• **What to work on**:
Write out every entry, unchanged. Skip any picture.

• **Exercise materials**:
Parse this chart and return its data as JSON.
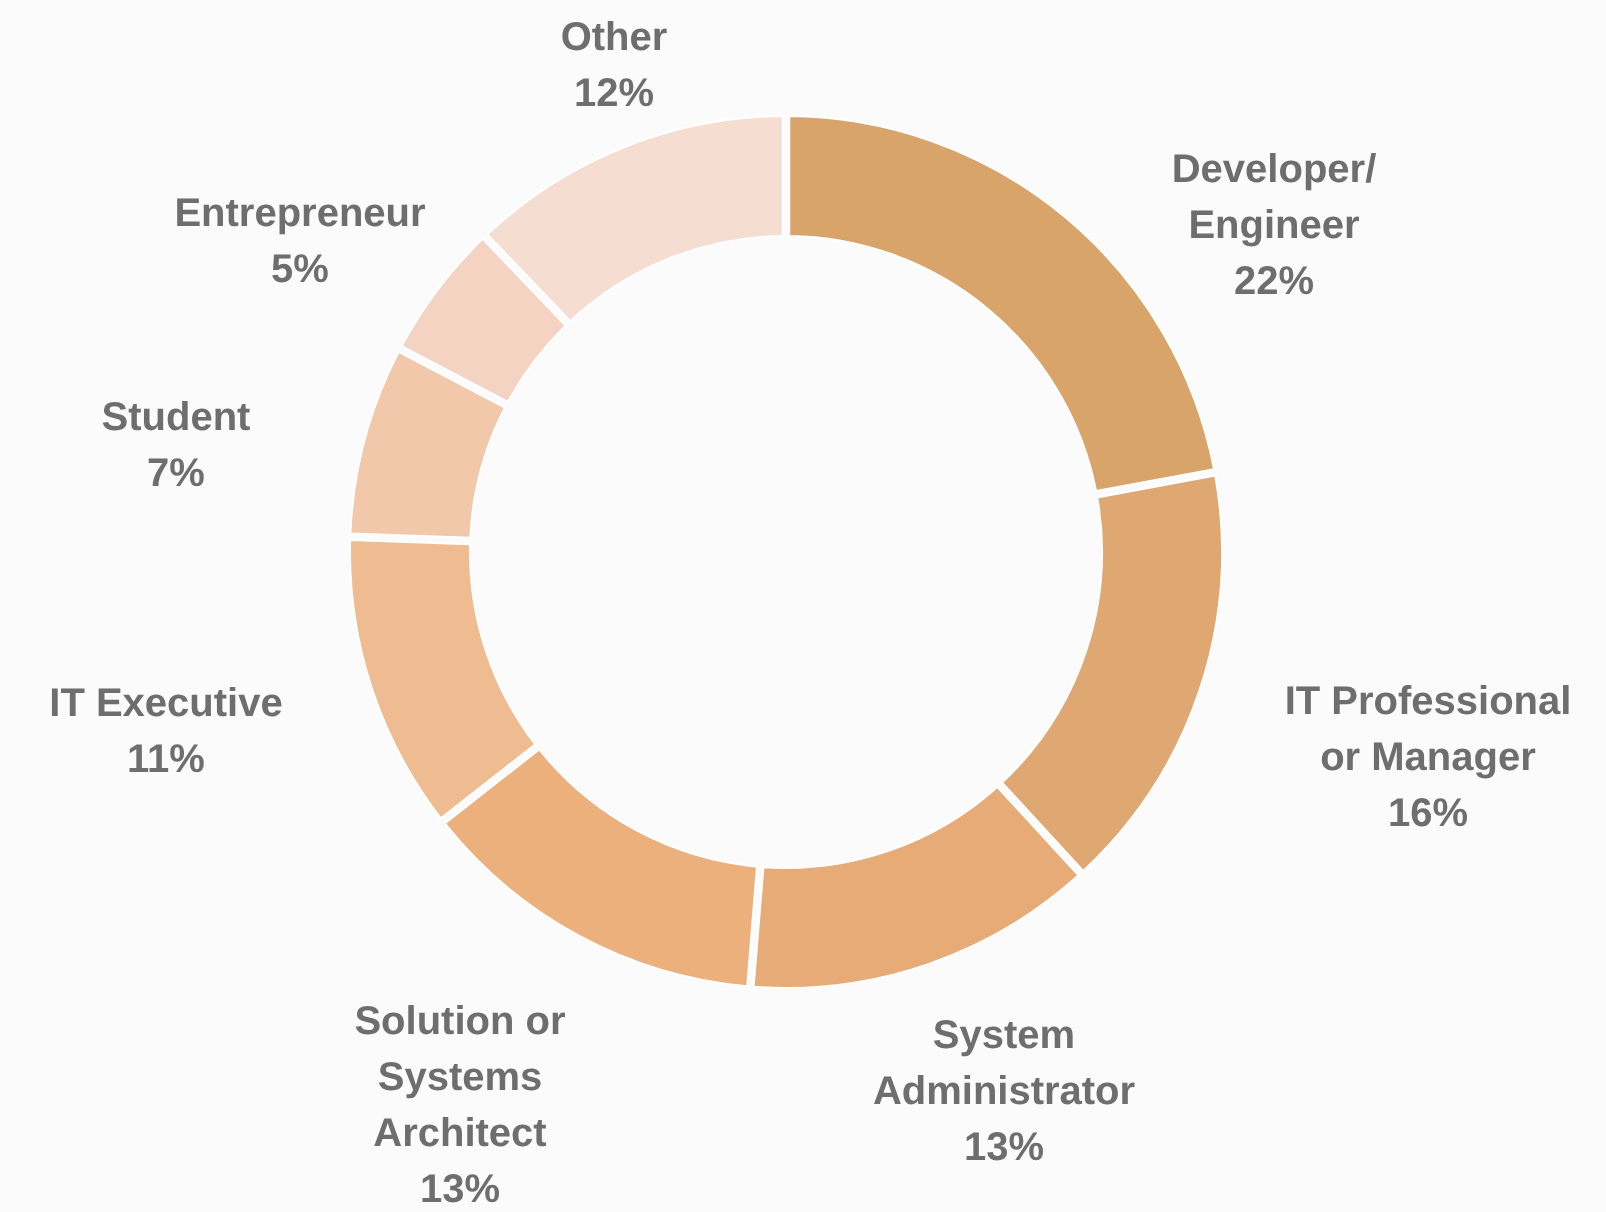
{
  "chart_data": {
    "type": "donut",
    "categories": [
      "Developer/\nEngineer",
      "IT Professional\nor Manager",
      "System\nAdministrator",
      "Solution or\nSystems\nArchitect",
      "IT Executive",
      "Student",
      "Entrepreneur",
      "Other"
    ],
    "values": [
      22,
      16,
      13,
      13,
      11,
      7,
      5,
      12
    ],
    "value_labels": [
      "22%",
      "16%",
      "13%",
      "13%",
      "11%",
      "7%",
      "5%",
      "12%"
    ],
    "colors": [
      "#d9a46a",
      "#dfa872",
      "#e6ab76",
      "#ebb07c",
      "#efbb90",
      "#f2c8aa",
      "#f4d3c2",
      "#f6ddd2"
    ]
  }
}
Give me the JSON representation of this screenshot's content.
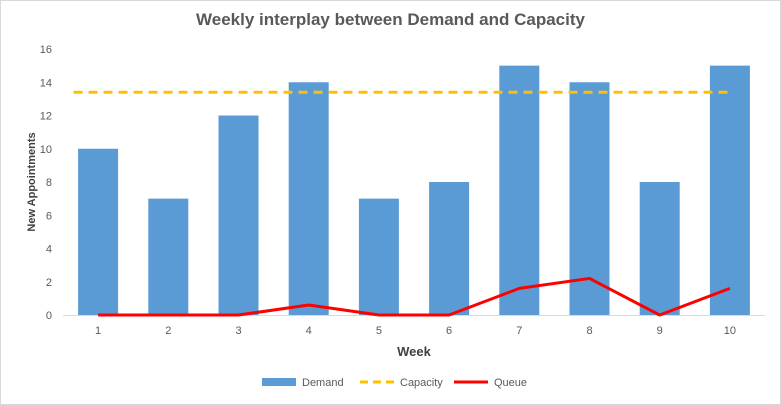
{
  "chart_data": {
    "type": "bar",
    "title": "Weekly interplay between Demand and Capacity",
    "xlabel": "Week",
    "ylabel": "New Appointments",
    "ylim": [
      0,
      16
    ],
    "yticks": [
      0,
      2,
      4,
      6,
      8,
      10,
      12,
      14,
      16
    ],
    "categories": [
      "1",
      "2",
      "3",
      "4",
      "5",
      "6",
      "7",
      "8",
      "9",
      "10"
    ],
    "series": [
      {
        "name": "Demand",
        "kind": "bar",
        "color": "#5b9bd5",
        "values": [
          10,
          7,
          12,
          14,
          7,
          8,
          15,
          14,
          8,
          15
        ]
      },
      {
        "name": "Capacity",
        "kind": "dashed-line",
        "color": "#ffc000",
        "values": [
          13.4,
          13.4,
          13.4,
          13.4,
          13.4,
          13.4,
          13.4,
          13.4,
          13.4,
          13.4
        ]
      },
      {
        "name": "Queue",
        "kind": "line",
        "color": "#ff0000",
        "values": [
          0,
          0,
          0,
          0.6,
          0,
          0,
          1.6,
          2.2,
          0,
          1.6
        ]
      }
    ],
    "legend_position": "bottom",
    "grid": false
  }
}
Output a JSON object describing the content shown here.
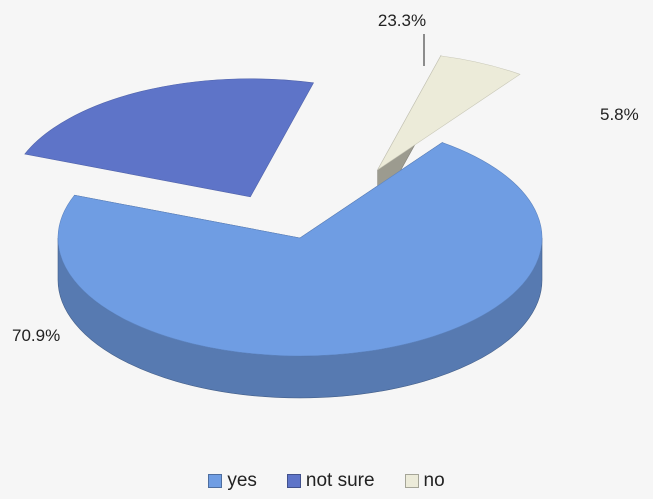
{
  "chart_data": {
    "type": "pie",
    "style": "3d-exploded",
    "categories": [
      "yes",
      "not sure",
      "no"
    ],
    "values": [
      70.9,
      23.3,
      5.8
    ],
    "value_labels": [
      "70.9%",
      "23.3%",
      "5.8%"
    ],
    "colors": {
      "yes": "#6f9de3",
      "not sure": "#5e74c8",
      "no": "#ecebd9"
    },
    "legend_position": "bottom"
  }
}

• **Task answer**:
Parse this chart and return its data as JSON.
{
  "chart_data": {
    "type": "donut",
    "categories": [
      "Developer/\nEngineer",
      "IT Professional\nor Manager",
      "System\nAdministrator",
      "Solution or\nSystems\nArchitect",
      "IT Executive",
      "Student",
      "Entrepreneur",
      "Other"
    ],
    "values": [
      22,
      16,
      13,
      13,
      11,
      7,
      5,
      12
    ],
    "value_labels": [
      "22%",
      "16%",
      "13%",
      "13%",
      "11%",
      "7%",
      "5%",
      "12%"
    ],
    "colors": [
      "#d9a46a",
      "#dfa872",
      "#e6ab76",
      "#ebb07c",
      "#efbb90",
      "#f2c8aa",
      "#f4d3c2",
      "#f6ddd2"
    ]
  }
}
Give me the JSON representation of this screenshot's content.
{
  "chart_data": {
    "type": "bar",
    "title": "Weekly interplay between Demand and Capacity",
    "xlabel": "Week",
    "ylabel": "New Appointments",
    "ylim": [
      0,
      16
    ],
    "yticks": [
      0,
      2,
      4,
      6,
      8,
      10,
      12,
      14,
      16
    ],
    "categories": [
      "1",
      "2",
      "3",
      "4",
      "5",
      "6",
      "7",
      "8",
      "9",
      "10"
    ],
    "series": [
      {
        "name": "Demand",
        "kind": "bar",
        "color": "#5b9bd5",
        "values": [
          10,
          7,
          12,
          14,
          7,
          8,
          15,
          14,
          8,
          15
        ]
      },
      {
        "name": "Capacity",
        "kind": "dashed-line",
        "color": "#ffc000",
        "values": [
          13.4,
          13.4,
          13.4,
          13.4,
          13.4,
          13.4,
          13.4,
          13.4,
          13.4,
          13.4
        ]
      },
      {
        "name": "Queue",
        "kind": "line",
        "color": "#ff0000",
        "values": [
          0,
          0,
          0,
          0.6,
          0,
          0,
          1.6,
          2.2,
          0,
          1.6
        ]
      }
    ],
    "legend_position": "bottom",
    "grid": false
  }
}
Output a JSON object describing the content shown here.
{
  "chart_data": {
    "type": "pie",
    "style": "3d-exploded",
    "categories": [
      "yes",
      "not sure",
      "no"
    ],
    "values": [
      70.9,
      23.3,
      5.8
    ],
    "value_labels": [
      "70.9%",
      "23.3%",
      "5.8%"
    ],
    "colors": {
      "yes": "#6f9de3",
      "not sure": "#5e74c8",
      "no": "#ecebd9"
    },
    "legend_position": "bottom"
  }
}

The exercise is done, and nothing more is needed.